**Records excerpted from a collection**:
>>>>
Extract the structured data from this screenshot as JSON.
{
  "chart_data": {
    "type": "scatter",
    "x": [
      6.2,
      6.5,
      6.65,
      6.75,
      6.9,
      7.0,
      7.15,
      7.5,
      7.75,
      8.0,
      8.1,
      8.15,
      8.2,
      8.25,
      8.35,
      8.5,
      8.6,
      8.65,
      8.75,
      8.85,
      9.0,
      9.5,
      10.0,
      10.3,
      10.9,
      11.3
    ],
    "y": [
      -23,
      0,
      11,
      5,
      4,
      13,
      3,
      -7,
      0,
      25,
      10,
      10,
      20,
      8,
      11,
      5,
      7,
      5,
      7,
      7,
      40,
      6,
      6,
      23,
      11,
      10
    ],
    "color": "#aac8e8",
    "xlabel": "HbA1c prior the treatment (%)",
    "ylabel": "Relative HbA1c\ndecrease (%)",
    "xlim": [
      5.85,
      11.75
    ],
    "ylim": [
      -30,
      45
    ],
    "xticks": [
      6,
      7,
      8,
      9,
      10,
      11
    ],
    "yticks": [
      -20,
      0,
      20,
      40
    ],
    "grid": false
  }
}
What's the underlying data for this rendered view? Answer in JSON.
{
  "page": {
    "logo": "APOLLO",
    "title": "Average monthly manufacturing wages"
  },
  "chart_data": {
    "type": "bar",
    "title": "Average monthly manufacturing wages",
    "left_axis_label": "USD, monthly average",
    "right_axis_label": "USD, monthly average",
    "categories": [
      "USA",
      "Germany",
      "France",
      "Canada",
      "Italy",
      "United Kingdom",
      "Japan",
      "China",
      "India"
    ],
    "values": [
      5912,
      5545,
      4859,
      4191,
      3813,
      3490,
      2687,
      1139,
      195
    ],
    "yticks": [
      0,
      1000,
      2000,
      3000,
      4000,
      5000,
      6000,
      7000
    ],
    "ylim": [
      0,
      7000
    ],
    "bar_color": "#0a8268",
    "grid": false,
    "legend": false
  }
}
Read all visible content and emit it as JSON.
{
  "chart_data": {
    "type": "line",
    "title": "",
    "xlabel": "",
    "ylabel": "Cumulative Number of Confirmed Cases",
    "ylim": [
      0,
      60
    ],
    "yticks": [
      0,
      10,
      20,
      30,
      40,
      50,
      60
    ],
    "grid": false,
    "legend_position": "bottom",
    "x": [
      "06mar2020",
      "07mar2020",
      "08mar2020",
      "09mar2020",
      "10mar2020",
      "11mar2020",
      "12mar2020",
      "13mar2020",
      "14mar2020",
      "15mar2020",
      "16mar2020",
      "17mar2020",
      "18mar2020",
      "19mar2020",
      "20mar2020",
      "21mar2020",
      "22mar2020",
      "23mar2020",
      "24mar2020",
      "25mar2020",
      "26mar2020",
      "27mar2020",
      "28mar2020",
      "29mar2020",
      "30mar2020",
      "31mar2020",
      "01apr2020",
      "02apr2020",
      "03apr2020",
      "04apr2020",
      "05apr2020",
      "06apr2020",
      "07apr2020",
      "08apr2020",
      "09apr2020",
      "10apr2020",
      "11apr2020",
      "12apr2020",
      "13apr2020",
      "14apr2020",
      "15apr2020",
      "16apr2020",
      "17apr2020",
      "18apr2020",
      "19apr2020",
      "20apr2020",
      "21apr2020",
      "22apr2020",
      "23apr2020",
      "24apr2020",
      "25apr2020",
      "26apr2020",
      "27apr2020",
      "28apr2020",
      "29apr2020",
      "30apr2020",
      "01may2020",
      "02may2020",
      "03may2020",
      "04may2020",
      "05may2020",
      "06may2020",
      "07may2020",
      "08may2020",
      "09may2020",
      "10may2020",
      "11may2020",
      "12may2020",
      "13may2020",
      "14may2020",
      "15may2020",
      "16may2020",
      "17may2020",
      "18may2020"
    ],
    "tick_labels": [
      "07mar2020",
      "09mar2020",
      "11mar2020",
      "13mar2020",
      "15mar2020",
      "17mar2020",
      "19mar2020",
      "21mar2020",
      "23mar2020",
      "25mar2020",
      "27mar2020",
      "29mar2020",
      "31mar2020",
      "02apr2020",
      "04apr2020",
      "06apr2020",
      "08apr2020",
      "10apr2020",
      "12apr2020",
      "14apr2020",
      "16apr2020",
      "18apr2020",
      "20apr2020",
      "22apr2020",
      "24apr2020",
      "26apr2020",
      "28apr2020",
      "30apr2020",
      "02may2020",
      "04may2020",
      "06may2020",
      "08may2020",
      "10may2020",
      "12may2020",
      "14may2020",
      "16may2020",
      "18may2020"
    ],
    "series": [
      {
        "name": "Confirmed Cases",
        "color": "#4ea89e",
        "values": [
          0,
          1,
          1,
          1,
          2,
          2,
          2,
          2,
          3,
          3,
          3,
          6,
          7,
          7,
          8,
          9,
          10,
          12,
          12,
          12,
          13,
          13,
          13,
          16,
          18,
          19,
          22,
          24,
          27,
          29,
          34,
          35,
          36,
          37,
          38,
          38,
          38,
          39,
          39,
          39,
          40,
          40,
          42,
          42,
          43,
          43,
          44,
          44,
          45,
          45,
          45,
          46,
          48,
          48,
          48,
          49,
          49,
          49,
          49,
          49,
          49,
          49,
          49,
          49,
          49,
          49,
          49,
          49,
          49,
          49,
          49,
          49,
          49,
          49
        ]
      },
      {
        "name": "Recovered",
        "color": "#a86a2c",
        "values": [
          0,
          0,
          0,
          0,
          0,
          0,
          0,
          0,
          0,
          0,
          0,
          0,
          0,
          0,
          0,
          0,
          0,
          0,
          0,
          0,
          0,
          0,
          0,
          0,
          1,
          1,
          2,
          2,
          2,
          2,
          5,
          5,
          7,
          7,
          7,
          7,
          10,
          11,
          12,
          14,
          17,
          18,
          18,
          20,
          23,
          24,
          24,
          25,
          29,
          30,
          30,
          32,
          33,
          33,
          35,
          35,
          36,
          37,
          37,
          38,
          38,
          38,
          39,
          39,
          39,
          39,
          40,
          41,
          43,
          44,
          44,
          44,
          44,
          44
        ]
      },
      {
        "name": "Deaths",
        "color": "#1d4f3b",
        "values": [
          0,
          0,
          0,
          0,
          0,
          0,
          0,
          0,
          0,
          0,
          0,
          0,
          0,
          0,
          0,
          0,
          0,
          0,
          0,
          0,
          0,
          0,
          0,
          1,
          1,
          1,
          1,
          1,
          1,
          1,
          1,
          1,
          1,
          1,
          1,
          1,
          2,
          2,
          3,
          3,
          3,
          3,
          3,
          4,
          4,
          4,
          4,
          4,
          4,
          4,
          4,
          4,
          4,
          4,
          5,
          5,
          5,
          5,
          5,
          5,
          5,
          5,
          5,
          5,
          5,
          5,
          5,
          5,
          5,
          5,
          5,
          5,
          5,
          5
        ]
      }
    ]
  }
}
<<<<
**EXERCISE TASK**: Reproduce the data shown above exactly.

**THE SOLUTION**:
Extract the structured data from this screenshot as JSON.
{
  "chart_data": {
    "type": "scatter",
    "x": [
      6.2,
      6.5,
      6.65,
      6.75,
      6.9,
      7.0,
      7.15,
      7.5,
      7.75,
      8.0,
      8.1,
      8.15,
      8.2,
      8.25,
      8.35,
      8.5,
      8.6,
      8.65,
      8.75,
      8.85,
      9.0,
      9.5,
      10.0,
      10.3,
      10.9,
      11.3
    ],
    "y": [
      -23,
      0,
      11,
      5,
      4,
      13,
      3,
      -7,
      0,
      25,
      10,
      10,
      20,
      8,
      11,
      5,
      7,
      5,
      7,
      7,
      40,
      6,
      6,
      23,
      11,
      10
    ],
    "color": "#aac8e8",
    "xlabel": "HbA1c prior the treatment (%)",
    "ylabel": "Relative HbA1c\ndecrease (%)",
    "xlim": [
      5.85,
      11.75
    ],
    "ylim": [
      -30,
      45
    ],
    "xticks": [
      6,
      7,
      8,
      9,
      10,
      11
    ],
    "yticks": [
      -20,
      0,
      20,
      40
    ],
    "grid": false
  }
}
What's the underlying data for this rendered view? Answer in JSON.
{
  "page": {
    "logo": "APOLLO",
    "title": "Average monthly manufacturing wages"
  },
  "chart_data": {
    "type": "bar",
    "title": "Average monthly manufacturing wages",
    "left_axis_label": "USD, monthly average",
    "right_axis_label": "USD, monthly average",
    "categories": [
      "USA",
      "Germany",
      "France",
      "Canada",
      "Italy",
      "United Kingdom",
      "Japan",
      "China",
      "India"
    ],
    "values": [
      5912,
      5545,
      4859,
      4191,
      3813,
      3490,
      2687,
      1139,
      195
    ],
    "yticks": [
      0,
      1000,
      2000,
      3000,
      4000,
      5000,
      6000,
      7000
    ],
    "ylim": [
      0,
      7000
    ],
    "bar_color": "#0a8268",
    "grid": false,
    "legend": false
  }
}
Read all visible content and emit it as JSON.
{
  "chart_data": {
    "type": "line",
    "title": "",
    "xlabel": "",
    "ylabel": "Cumulative Number of Confirmed Cases",
    "ylim": [
      0,
      60
    ],
    "yticks": [
      0,
      10,
      20,
      30,
      40,
      50,
      60
    ],
    "grid": false,
    "legend_position": "bottom",
    "x": [
      "06mar2020",
      "07mar2020",
      "08mar2020",
      "09mar2020",
      "10mar2020",
      "11mar2020",
      "12mar2020",
      "13mar2020",
      "14mar2020",
      "15mar2020",
      "16mar2020",
      "17mar2020",
      "18mar2020",
      "19mar2020",
      "20mar2020",
      "21mar2020",
      "22mar2020",
      "23mar2020",
      "24mar2020",
      "25mar2020",
      "26mar2020",
      "27mar2020",
      "28mar2020",
      "29mar2020",
      "30mar2020",
      "31mar2020",
      "01apr2020",
      "02apr2020",
      "03apr2020",
      "04apr2020",
      "05apr2020",
      "06apr2020",
      "07apr2020",
      "08apr2020",
      "09apr2020",
      "10apr2020",
      "11apr2020",
      "12apr2020",
      "13apr2020",
      "14apr2020",
      "15apr2020",
      "16apr2020",
      "17apr2020",
      "18apr2020",
      "19apr2020",
      "20apr2020",
      "21apr2020",
      "22apr2020",
      "23apr2020",
      "24apr2020",
      "25apr2020",
      "26apr2020",
      "27apr2020",
      "28apr2020",
      "29apr2020",
      "30apr2020",
      "01may2020",
      "02may2020",
      "03may2020",
      "04may2020",
      "05may2020",
      "06may2020",
      "07may2020",
      "08may2020",
      "09may2020",
      "10may2020",
      "11may2020",
      "12may2020",
      "13may2020",
      "14may2020",
      "15may2020",
      "16may2020",
      "17may2020",
      "18may2020"
    ],
    "tick_labels": [
      "07mar2020",
      "09mar2020",
      "11mar2020",
      "13mar2020",
      "15mar2020",
      "17mar2020",
      "19mar2020",
      "21mar2020",
      "23mar2020",
      "25mar2020",
      "27mar2020",
      "29mar2020",
      "31mar2020",
      "02apr2020",
      "04apr2020",
      "06apr2020",
      "08apr2020",
      "10apr2020",
      "12apr2020",
      "14apr2020",
      "16apr2020",
      "18apr2020",
      "20apr2020",
      "22apr2020",
      "24apr2020",
      "26apr2020",
      "28apr2020",
      "30apr2020",
      "02may2020",
      "04may2020",
      "06may2020",
      "08may2020",
      "10may2020",
      "12may2020",
      "14may2020",
      "16may2020",
      "18may2020"
    ],
    "series": [
      {
        "name": "Confirmed Cases",
        "color": "#4ea89e",
        "values": [
          0,
          1,
          1,
          1,
          2,
          2,
          2,
          2,
          3,
          3,
          3,
          6,
          7,
          7,
          8,
          9,
          10,
          12,
          12,
          12,
          13,
          13,
          13,
          16,
          18,
          19,
          22,
          24,
          27,
          29,
          34,
          35,
          36,
          37,
          38,
          38,
          38,
          39,
          39,
          39,
          40,
          40,
          42,
          42,
          43,
          43,
          44,
          44,
          45,
          45,
          45,
          46,
          48,
          48,
          48,
          49,
          49,
          49,
          49,
          49,
          49,
          49,
          49,
          49,
          49,
          49,
          49,
          49,
          49,
          49,
          49,
          49,
          49,
          49
        ]
      },
      {
        "name": "Recovered",
        "color": "#a86a2c",
        "values": [
          0,
          0,
          0,
          0,
          0,
          0,
          0,
          0,
          0,
          0,
          0,
          0,
          0,
          0,
          0,
          0,
          0,
          0,
          0,
          0,
          0,
          0,
          0,
          0,
          1,
          1,
          2,
          2,
          2,
          2,
          5,
          5,
          7,
          7,
          7,
          7,
          10,
          11,
          12,
          14,
          17,
          18,
          18,
          20,
          23,
          24,
          24,
          25,
          29,
          30,
          30,
          32,
          33,
          33,
          35,
          35,
          36,
          37,
          37,
          38,
          38,
          38,
          39,
          39,
          39,
          39,
          40,
          41,
          43,
          44,
          44,
          44,
          44,
          44
        ]
      },
      {
        "name": "Deaths",
        "color": "#1d4f3b",
        "values": [
          0,
          0,
          0,
          0,
          0,
          0,
          0,
          0,
          0,
          0,
          0,
          0,
          0,
          0,
          0,
          0,
          0,
          0,
          0,
          0,
          0,
          0,
          0,
          1,
          1,
          1,
          1,
          1,
          1,
          1,
          1,
          1,
          1,
          1,
          1,
          1,
          2,
          2,
          3,
          3,
          3,
          3,
          3,
          4,
          4,
          4,
          4,
          4,
          4,
          4,
          4,
          4,
          4,
          4,
          5,
          5,
          5,
          5,
          5,
          5,
          5,
          5,
          5,
          5,
          5,
          5,
          5,
          5,
          5,
          5,
          5,
          5,
          5,
          5
        ]
      }
    ]
  }
}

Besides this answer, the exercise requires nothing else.